*STATED TASK:*
In the records that follow, locate every line with "пропущенные" and extract it.

*Collected data:*
** begin **

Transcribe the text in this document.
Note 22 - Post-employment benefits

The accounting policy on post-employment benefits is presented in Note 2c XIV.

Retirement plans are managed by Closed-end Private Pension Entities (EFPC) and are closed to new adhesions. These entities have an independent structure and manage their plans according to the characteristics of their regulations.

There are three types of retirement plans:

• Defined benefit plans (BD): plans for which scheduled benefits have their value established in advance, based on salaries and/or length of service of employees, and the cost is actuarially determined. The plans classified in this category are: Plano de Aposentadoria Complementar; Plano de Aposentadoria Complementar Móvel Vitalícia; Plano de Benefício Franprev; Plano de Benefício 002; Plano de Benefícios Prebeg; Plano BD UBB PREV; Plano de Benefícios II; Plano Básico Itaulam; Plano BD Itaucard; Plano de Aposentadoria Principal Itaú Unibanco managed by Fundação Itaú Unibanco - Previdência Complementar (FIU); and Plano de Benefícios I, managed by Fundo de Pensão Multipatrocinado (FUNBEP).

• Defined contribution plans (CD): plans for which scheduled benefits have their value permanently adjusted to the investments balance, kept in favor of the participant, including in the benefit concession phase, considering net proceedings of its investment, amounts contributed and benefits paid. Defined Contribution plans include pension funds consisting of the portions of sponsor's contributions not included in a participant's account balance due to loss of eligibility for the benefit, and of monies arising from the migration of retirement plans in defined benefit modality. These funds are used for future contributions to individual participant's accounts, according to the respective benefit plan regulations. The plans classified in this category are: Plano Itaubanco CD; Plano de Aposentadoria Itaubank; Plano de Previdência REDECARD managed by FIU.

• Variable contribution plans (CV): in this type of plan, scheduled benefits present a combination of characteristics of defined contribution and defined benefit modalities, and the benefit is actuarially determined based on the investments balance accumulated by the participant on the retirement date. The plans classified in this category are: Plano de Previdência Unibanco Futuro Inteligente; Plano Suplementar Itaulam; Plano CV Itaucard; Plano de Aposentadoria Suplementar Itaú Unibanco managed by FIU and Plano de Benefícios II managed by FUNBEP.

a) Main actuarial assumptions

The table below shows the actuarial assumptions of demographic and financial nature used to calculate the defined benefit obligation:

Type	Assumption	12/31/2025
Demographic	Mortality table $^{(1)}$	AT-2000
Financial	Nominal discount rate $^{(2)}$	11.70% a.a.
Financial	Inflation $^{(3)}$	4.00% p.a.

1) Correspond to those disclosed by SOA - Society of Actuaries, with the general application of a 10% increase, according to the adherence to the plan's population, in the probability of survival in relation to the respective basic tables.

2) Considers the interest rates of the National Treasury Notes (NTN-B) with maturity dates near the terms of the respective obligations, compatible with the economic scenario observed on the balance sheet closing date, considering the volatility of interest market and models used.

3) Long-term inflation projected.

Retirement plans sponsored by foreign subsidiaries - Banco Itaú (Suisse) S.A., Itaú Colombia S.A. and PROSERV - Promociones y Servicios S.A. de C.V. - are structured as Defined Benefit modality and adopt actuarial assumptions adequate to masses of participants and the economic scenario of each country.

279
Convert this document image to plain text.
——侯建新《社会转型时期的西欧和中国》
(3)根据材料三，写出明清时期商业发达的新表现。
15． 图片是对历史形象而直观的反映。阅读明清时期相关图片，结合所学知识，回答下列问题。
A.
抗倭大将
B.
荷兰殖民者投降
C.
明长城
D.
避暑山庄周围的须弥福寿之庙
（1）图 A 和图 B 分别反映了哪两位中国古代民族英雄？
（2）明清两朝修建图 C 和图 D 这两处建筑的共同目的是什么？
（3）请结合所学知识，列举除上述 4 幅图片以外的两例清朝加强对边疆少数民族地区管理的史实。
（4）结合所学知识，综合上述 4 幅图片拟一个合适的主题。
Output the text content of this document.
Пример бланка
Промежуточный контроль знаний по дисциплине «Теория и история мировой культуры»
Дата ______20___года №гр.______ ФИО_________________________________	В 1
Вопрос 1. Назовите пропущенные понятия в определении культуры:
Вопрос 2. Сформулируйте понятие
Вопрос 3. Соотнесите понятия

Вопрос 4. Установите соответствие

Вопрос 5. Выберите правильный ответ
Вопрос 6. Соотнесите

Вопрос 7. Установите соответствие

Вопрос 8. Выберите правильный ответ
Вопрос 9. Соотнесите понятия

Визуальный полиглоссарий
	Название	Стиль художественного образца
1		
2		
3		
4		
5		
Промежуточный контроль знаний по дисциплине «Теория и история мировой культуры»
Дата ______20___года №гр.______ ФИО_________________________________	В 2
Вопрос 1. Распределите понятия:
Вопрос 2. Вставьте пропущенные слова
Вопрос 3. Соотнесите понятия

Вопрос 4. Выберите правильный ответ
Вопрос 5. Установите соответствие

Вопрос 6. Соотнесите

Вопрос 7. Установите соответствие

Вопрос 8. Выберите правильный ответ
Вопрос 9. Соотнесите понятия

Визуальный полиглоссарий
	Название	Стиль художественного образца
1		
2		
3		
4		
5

** end **

*ANSWER TO THE PROBLEM:*
Вопрос 1. Назовите пропущенные понятия в определении культуры:
Вопрос 2. Вставьте пропущенные слова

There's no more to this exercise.